+++ PROVIDED ENTRIES

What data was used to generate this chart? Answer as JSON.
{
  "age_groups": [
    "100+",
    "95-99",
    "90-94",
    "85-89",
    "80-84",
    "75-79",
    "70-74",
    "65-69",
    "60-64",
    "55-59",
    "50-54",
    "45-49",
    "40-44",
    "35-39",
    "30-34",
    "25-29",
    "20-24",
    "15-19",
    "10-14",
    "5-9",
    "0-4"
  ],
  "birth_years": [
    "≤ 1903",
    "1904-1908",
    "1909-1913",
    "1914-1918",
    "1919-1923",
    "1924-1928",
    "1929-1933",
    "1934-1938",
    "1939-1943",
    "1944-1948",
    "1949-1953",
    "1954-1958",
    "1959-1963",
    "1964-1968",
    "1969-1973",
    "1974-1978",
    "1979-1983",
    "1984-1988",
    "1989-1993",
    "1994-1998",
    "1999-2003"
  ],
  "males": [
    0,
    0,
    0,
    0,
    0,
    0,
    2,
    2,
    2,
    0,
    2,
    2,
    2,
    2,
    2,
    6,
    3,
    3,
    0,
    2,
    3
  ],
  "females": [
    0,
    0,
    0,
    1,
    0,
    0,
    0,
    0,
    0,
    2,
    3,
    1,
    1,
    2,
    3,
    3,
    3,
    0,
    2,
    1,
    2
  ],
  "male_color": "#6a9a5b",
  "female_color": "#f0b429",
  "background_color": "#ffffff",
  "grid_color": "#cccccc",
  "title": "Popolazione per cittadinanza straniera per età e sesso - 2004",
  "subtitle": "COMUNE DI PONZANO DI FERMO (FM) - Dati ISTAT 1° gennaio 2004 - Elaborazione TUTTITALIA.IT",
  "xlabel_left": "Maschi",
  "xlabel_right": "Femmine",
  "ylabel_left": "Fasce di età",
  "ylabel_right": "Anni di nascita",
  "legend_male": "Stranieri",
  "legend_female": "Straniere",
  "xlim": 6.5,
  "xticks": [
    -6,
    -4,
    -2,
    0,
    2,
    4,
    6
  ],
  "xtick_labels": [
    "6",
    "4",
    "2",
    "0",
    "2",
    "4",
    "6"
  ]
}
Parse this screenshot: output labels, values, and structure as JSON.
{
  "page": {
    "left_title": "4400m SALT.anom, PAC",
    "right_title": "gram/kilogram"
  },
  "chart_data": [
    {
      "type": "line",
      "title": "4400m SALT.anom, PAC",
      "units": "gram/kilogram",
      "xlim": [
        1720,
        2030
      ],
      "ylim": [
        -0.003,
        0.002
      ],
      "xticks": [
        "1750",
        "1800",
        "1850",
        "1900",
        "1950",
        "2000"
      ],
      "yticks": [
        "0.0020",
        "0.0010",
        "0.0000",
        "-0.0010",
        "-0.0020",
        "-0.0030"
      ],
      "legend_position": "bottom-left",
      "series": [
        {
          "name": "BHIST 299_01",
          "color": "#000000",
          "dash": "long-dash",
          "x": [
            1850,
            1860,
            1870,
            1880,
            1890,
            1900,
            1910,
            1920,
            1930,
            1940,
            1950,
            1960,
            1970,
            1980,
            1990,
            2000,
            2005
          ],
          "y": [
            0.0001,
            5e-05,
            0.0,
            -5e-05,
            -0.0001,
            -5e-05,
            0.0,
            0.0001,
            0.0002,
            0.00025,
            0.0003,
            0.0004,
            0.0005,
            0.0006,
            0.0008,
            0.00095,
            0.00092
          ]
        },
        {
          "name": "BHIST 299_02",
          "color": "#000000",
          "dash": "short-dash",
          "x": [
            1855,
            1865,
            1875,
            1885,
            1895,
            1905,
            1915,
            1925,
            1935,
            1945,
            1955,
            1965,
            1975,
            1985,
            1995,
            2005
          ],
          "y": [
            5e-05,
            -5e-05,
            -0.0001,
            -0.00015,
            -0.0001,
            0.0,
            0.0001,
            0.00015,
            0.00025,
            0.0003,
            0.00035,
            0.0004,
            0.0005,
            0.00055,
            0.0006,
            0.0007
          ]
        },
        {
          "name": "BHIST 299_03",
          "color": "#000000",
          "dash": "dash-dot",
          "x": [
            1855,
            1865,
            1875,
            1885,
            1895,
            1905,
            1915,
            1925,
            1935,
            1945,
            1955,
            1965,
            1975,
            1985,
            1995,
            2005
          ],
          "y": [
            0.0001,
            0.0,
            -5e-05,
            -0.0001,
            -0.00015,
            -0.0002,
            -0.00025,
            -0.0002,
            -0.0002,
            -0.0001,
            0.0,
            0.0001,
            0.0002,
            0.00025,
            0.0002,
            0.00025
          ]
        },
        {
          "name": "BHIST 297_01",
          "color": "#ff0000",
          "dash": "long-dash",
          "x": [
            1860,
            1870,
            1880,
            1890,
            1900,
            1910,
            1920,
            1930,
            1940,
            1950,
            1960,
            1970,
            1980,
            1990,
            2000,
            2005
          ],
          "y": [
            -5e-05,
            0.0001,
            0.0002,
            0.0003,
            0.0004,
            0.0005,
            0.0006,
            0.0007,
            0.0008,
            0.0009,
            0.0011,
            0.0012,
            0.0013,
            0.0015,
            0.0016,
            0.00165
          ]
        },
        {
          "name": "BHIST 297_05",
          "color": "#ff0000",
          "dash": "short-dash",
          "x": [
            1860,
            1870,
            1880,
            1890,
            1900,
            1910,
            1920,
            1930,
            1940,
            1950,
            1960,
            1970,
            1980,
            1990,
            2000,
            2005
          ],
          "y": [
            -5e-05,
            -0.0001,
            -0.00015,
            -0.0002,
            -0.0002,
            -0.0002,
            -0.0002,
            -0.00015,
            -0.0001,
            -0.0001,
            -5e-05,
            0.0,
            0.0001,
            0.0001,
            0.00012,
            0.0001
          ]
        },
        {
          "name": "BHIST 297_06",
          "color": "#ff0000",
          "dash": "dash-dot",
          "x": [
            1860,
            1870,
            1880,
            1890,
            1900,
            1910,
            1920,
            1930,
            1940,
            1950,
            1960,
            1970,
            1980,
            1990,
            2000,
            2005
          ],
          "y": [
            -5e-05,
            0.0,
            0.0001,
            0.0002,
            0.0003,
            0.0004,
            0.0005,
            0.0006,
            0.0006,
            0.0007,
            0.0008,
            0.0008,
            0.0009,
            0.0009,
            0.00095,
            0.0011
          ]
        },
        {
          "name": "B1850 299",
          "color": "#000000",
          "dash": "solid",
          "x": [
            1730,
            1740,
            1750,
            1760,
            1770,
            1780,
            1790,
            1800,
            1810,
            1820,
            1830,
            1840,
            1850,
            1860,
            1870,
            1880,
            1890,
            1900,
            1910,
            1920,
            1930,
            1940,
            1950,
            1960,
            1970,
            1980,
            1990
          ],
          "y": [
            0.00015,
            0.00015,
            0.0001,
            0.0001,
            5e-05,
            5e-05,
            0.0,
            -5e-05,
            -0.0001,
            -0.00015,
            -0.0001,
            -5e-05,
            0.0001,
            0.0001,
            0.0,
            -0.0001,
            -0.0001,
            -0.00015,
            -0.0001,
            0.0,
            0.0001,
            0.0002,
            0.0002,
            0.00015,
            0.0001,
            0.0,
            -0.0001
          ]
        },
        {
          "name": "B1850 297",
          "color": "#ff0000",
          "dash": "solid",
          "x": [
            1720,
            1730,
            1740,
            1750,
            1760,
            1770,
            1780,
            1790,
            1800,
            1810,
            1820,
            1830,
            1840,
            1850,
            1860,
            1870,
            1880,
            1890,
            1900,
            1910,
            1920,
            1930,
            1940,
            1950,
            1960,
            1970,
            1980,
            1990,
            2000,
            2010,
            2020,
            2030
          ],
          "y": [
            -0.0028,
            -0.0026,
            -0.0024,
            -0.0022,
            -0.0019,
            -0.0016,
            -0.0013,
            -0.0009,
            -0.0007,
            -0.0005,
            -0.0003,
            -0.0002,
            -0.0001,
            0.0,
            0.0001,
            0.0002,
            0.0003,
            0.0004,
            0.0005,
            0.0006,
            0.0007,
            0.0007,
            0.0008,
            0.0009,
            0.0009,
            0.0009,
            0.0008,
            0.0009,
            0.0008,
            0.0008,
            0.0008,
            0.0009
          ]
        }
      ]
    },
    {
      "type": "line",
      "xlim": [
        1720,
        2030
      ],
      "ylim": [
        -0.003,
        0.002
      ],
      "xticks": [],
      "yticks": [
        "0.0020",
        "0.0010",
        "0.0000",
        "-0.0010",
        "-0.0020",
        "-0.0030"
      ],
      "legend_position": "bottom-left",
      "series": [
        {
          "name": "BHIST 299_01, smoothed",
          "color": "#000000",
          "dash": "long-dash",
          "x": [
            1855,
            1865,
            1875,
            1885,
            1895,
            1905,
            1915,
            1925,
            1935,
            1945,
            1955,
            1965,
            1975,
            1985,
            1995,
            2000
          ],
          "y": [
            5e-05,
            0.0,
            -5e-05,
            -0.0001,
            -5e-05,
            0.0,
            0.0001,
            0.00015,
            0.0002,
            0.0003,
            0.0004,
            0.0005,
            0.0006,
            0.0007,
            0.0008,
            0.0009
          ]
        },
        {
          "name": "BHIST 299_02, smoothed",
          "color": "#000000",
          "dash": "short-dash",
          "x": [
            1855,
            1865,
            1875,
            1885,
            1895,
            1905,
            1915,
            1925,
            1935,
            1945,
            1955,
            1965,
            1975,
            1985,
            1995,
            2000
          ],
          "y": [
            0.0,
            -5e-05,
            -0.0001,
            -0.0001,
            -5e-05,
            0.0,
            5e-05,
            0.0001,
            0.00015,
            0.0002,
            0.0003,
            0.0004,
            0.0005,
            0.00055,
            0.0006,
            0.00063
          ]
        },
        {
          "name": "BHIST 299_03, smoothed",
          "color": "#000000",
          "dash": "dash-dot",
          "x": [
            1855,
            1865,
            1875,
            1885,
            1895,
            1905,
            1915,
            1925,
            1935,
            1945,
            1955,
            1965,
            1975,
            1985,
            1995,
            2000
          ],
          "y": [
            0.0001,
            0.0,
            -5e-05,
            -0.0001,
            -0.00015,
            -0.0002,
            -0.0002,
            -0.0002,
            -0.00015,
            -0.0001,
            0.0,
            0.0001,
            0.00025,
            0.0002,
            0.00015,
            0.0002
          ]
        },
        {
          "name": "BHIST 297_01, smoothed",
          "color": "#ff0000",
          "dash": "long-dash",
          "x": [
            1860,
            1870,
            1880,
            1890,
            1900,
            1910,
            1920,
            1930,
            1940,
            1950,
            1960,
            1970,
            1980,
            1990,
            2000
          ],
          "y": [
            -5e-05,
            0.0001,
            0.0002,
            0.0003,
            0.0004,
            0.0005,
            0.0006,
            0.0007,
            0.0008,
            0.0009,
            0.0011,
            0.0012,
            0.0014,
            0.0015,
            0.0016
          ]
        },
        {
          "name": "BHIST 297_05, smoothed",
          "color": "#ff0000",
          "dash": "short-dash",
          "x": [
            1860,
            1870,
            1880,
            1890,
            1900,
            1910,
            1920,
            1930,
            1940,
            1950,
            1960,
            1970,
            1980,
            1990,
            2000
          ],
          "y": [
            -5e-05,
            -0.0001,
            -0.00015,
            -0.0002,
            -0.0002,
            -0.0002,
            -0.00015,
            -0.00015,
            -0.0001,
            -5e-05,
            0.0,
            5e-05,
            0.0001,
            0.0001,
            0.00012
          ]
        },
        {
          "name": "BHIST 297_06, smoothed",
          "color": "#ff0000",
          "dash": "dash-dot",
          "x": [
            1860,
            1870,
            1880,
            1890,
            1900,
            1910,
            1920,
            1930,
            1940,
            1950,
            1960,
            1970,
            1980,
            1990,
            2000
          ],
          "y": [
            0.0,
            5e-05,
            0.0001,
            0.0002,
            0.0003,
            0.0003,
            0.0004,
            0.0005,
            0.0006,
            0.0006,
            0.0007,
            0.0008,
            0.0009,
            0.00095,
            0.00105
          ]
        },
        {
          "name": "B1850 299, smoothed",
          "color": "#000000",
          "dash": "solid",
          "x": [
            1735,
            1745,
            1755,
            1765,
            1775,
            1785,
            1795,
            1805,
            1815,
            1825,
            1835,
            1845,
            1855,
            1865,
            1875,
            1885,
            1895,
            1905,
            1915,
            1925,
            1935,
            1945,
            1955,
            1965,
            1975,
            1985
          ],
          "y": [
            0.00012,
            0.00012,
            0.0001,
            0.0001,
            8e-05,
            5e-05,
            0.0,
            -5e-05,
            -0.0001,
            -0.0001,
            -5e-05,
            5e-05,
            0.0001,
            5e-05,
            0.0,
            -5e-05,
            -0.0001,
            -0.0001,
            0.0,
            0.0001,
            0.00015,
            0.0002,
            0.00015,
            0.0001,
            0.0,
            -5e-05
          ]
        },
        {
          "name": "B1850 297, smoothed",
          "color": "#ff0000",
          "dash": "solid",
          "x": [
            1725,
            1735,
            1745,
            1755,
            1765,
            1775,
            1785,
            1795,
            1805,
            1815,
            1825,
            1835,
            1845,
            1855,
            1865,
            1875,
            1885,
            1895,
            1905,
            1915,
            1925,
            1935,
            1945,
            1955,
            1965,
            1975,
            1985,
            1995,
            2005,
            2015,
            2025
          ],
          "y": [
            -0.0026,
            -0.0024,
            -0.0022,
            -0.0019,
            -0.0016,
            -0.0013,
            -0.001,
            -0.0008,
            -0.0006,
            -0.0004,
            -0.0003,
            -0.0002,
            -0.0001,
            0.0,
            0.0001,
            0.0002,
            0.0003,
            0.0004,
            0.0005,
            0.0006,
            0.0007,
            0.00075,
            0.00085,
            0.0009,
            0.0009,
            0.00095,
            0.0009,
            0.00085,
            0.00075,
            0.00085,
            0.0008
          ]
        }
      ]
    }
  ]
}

++++++

* PROBLEM DESCRIPTION
Identify which lines contain the word "anom" and copy each one.

* OUTPUT
    "left_title": "4400m SALT.anom, PAC",
      "title": "4400m SALT.anom, PAC",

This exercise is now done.